GOAL — Which lines contain the word "this"? Return each of them as written.

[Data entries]
*-*-*
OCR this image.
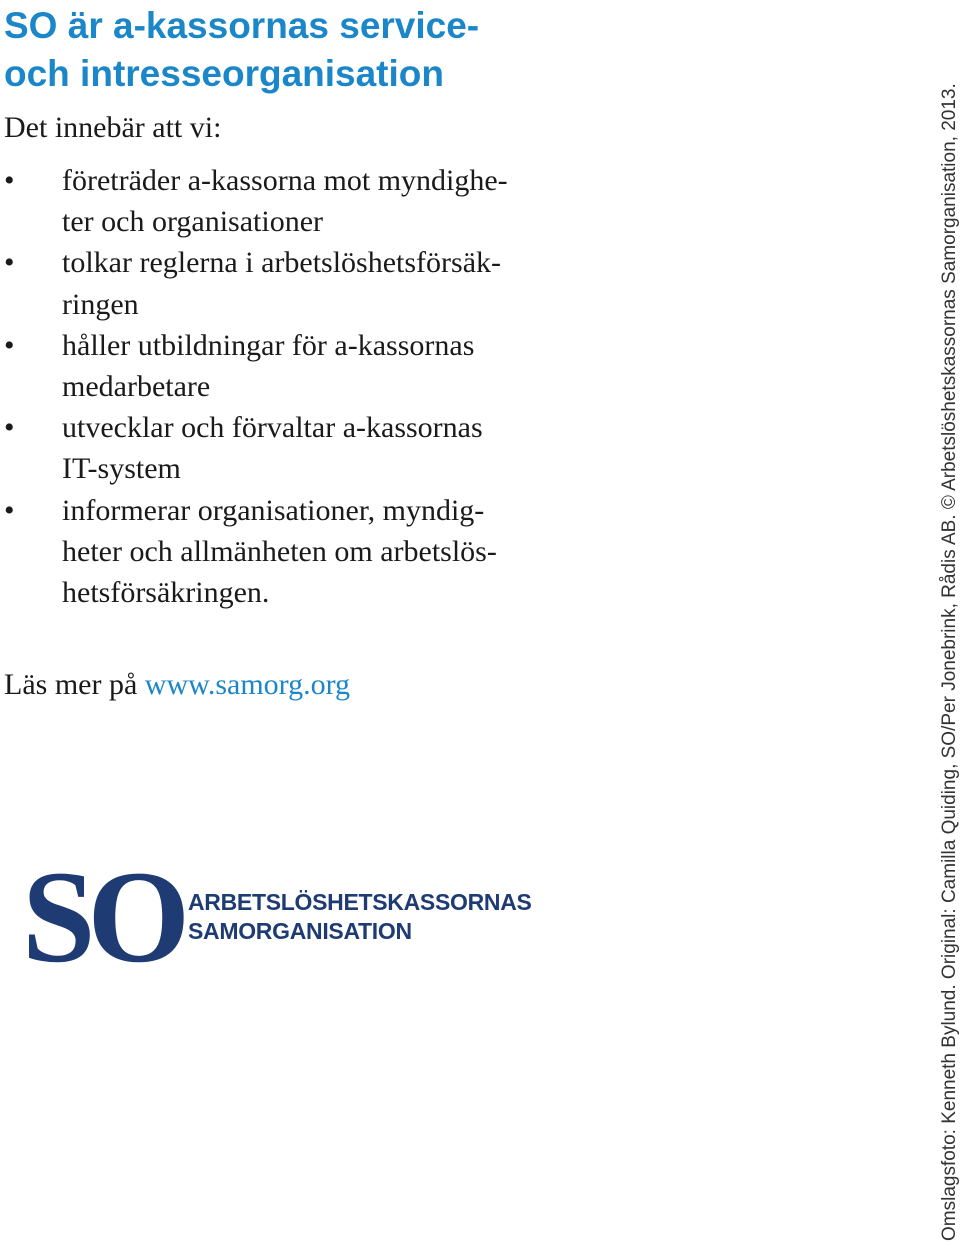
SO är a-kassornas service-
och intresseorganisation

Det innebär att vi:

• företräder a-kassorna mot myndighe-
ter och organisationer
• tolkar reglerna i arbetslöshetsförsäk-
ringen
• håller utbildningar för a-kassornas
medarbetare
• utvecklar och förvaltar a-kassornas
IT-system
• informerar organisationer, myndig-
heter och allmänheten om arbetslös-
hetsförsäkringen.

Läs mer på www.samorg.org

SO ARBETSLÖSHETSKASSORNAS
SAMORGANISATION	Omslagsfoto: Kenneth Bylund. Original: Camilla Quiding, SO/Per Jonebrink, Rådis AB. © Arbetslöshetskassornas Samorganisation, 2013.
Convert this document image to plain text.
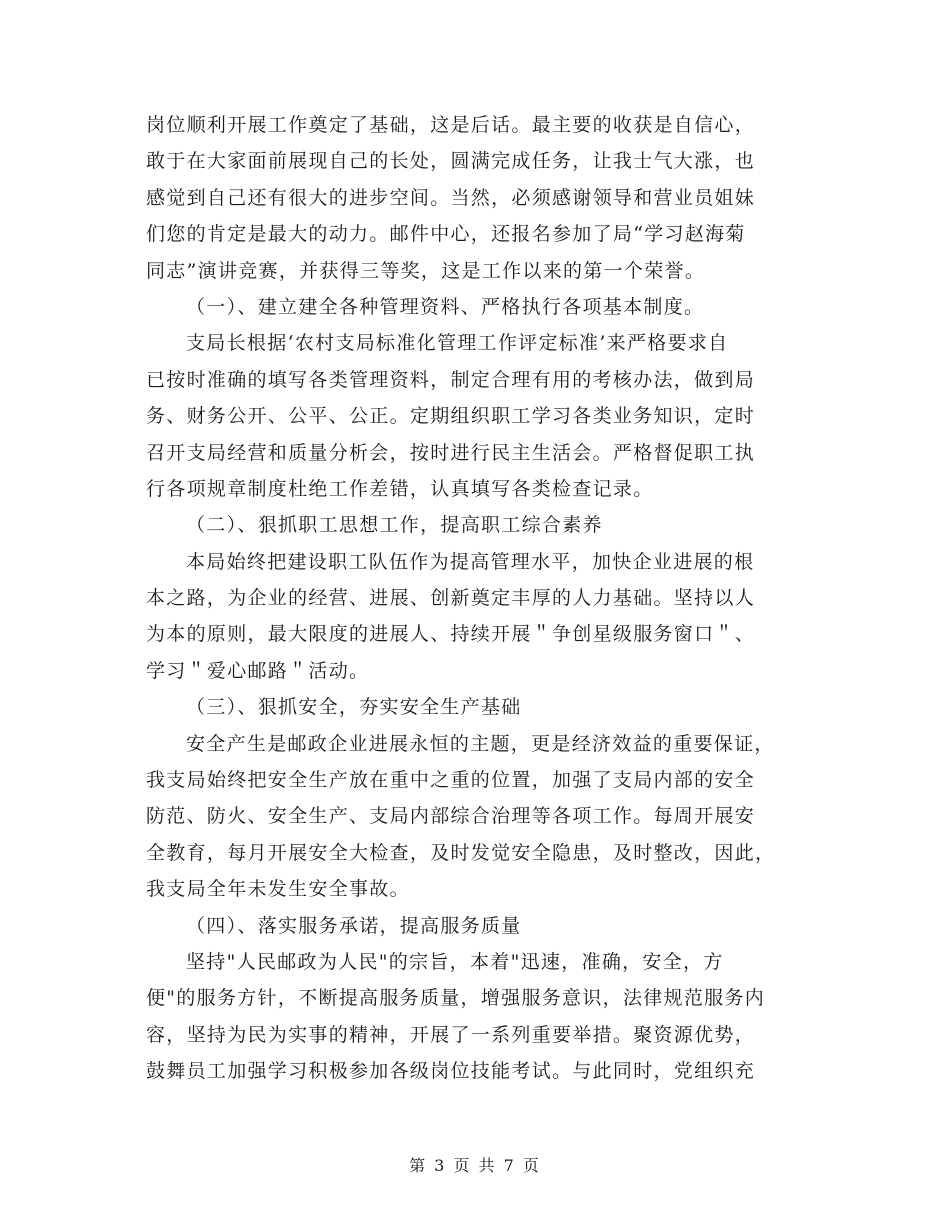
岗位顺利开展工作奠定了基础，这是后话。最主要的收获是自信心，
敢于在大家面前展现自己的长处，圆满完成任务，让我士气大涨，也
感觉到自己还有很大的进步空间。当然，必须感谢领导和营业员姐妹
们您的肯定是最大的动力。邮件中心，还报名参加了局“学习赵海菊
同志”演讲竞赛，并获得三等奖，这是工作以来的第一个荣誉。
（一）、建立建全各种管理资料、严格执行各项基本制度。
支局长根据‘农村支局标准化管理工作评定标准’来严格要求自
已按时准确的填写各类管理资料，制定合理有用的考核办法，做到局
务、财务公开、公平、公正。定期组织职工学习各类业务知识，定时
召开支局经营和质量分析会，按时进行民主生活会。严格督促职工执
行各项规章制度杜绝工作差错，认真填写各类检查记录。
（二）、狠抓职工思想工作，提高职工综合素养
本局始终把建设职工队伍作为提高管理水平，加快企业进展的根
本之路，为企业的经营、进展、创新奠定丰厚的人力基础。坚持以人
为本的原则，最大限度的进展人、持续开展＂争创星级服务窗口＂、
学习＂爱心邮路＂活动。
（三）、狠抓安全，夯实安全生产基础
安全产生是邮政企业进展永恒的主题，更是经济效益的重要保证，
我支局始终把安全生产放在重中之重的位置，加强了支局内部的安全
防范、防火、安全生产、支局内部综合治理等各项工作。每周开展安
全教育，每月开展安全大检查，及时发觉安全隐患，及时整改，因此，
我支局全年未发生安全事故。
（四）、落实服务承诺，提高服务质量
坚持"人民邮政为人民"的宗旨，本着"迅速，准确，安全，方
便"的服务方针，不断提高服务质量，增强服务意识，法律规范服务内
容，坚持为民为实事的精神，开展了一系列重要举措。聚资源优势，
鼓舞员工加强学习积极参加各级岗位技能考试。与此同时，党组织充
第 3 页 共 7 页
*-*-*
SOLUTION —
OCR this image.
Convert this document image to plain text.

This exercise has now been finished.